Task objective >> Return the whole listing, line for line, without the pictures in it.

Data shown >>
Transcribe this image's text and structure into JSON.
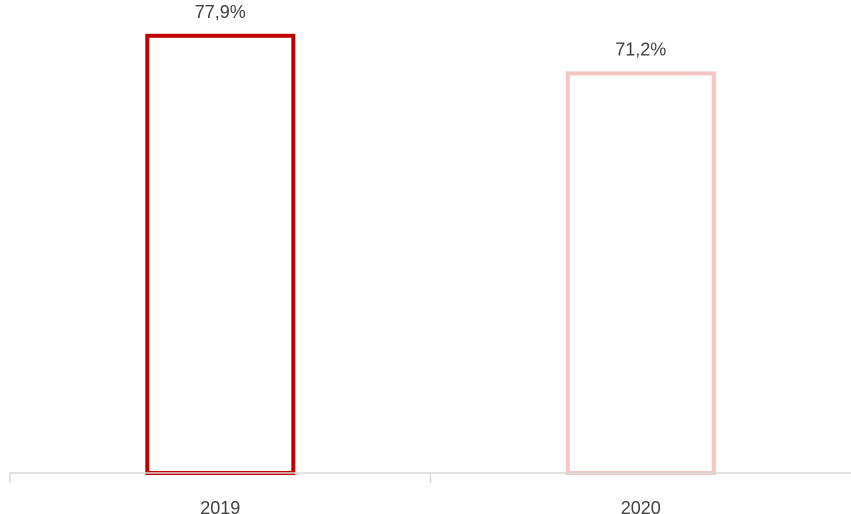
{
  "chart_data": {
    "type": "bar",
    "categories": [
      "2019",
      "2020"
    ],
    "values": [
      77.9,
      71.2
    ],
    "data_labels": [
      "77,9%",
      "71,2%"
    ],
    "title": "",
    "xlabel": "",
    "ylabel": "",
    "ylim": [
      0,
      80
    ],
    "grid": false,
    "legend": "none",
    "bar_style": "outline",
    "bar_colors": [
      "#c00000",
      "#f4c7c3"
    ],
    "axis_color": "#d9d9d9",
    "label_color": "#404040"
  }
}
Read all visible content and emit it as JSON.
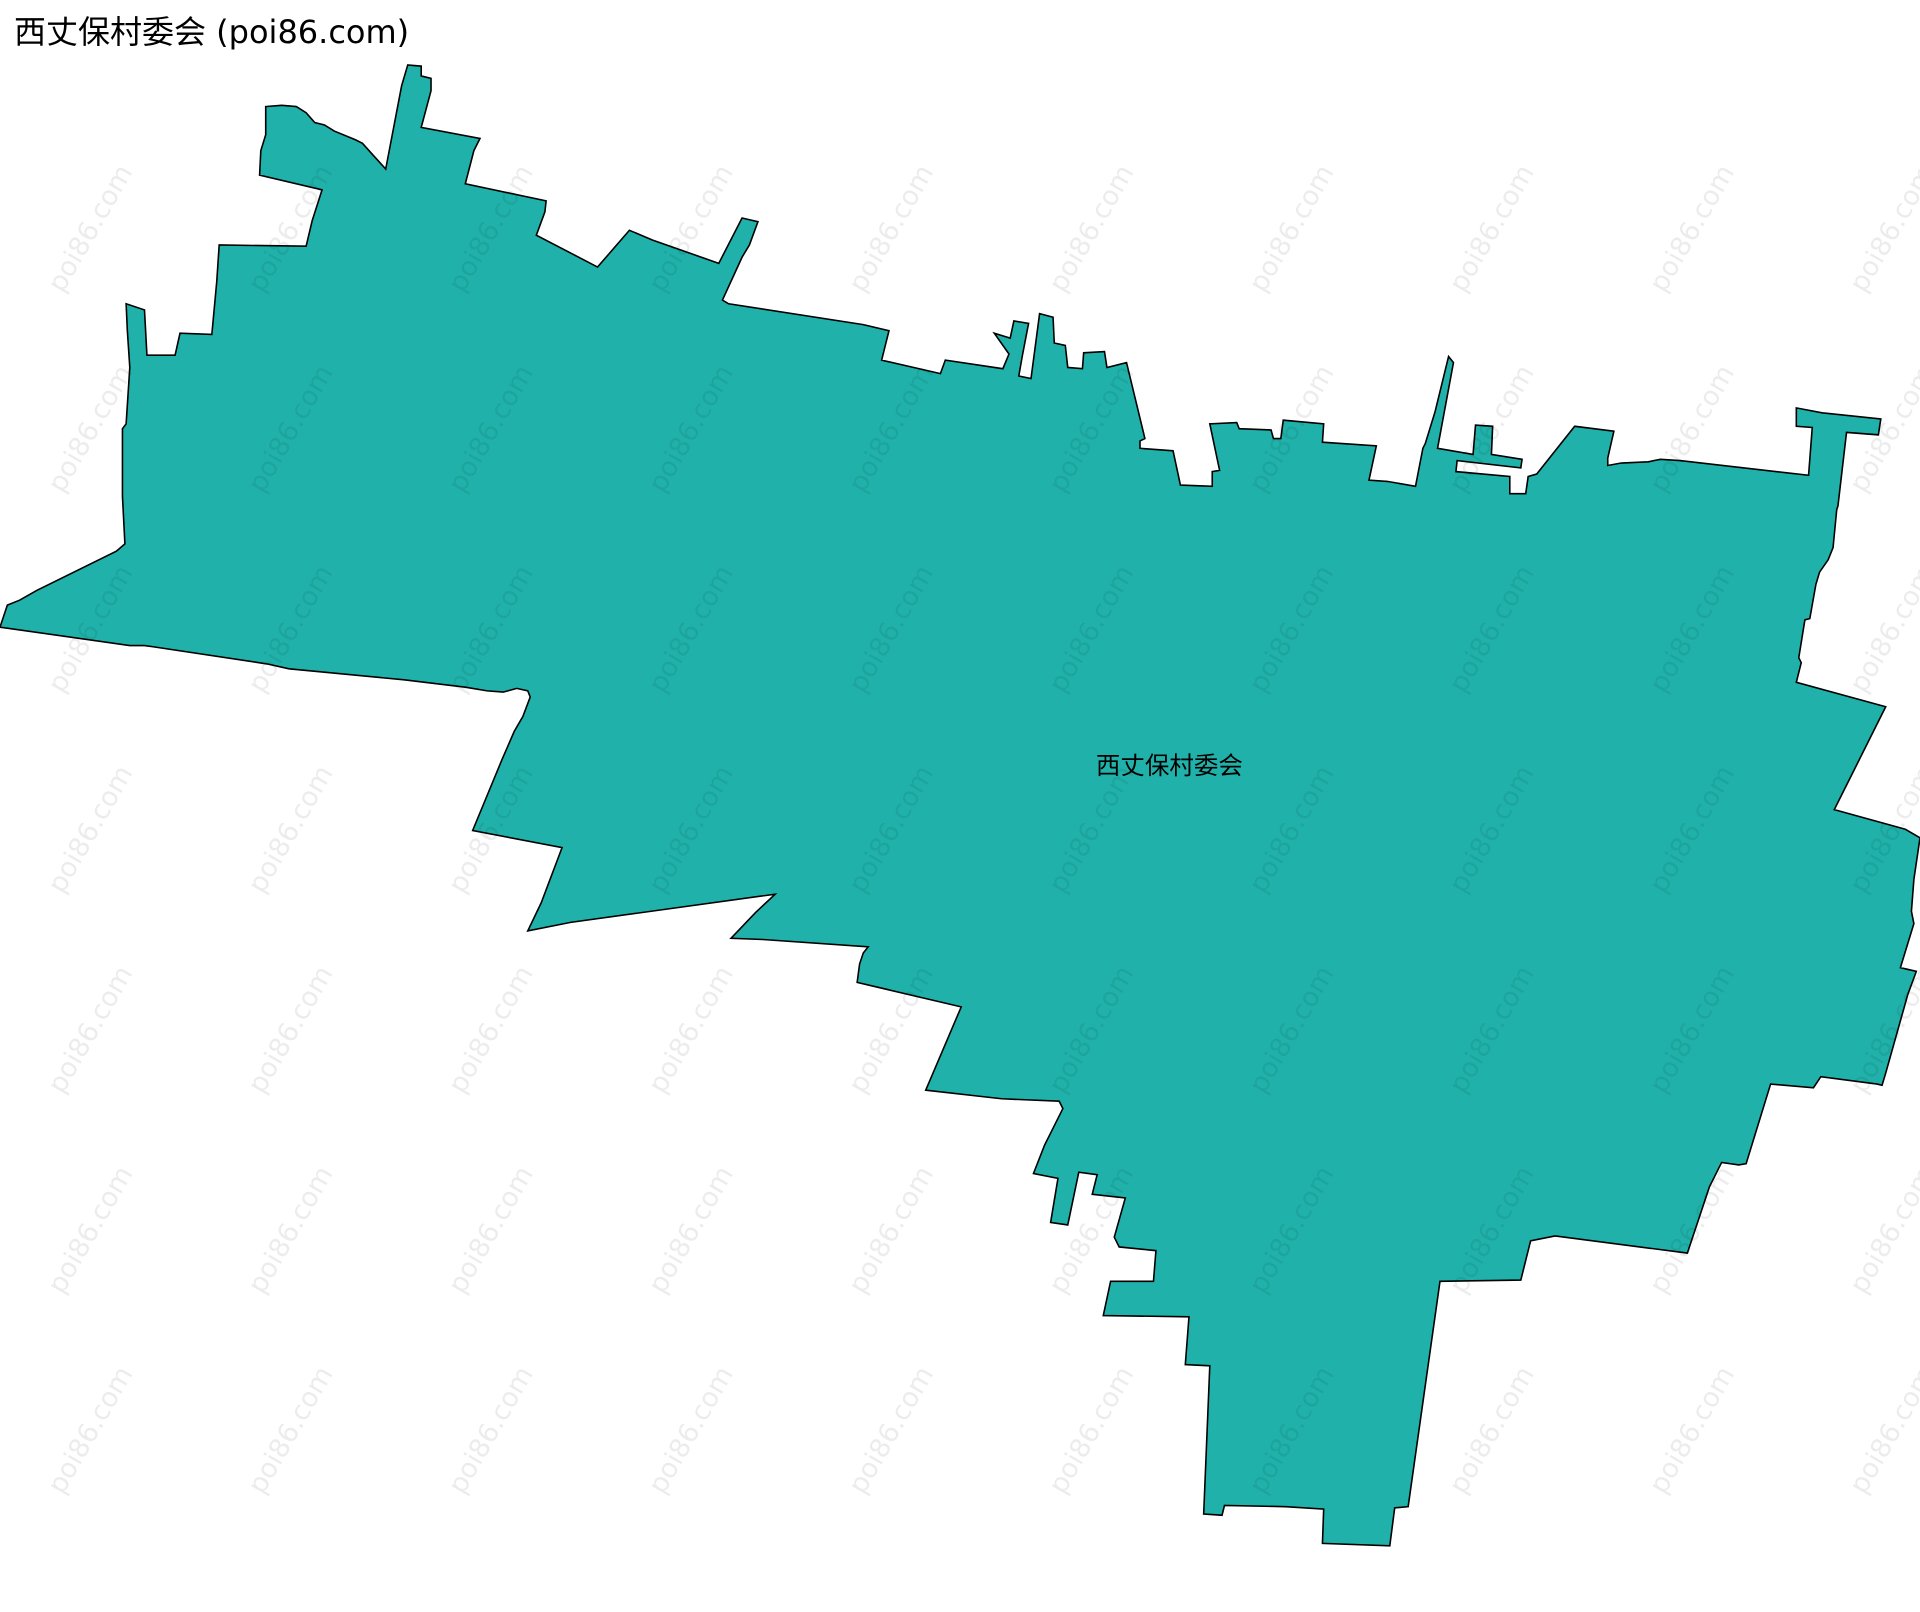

Finished exercise >>
Transcribe this image's text and structure into JSON.
{
  "chart_data": {
    "type": "bar",
    "categories": [
      "2019",
      "2020"
    ],
    "values": [
      77.9,
      71.2
    ],
    "data_labels": [
      "77,9%",
      "71,2%"
    ],
    "title": "",
    "xlabel": "",
    "ylabel": "",
    "ylim": [
      0,
      80
    ],
    "grid": false,
    "legend": "none",
    "bar_style": "outline",
    "bar_colors": [
      "#c00000",
      "#f4c7c3"
    ],
    "axis_color": "#d9d9d9",
    "label_color": "#404040"
  }
}
Read all visible content and emit it as JSON.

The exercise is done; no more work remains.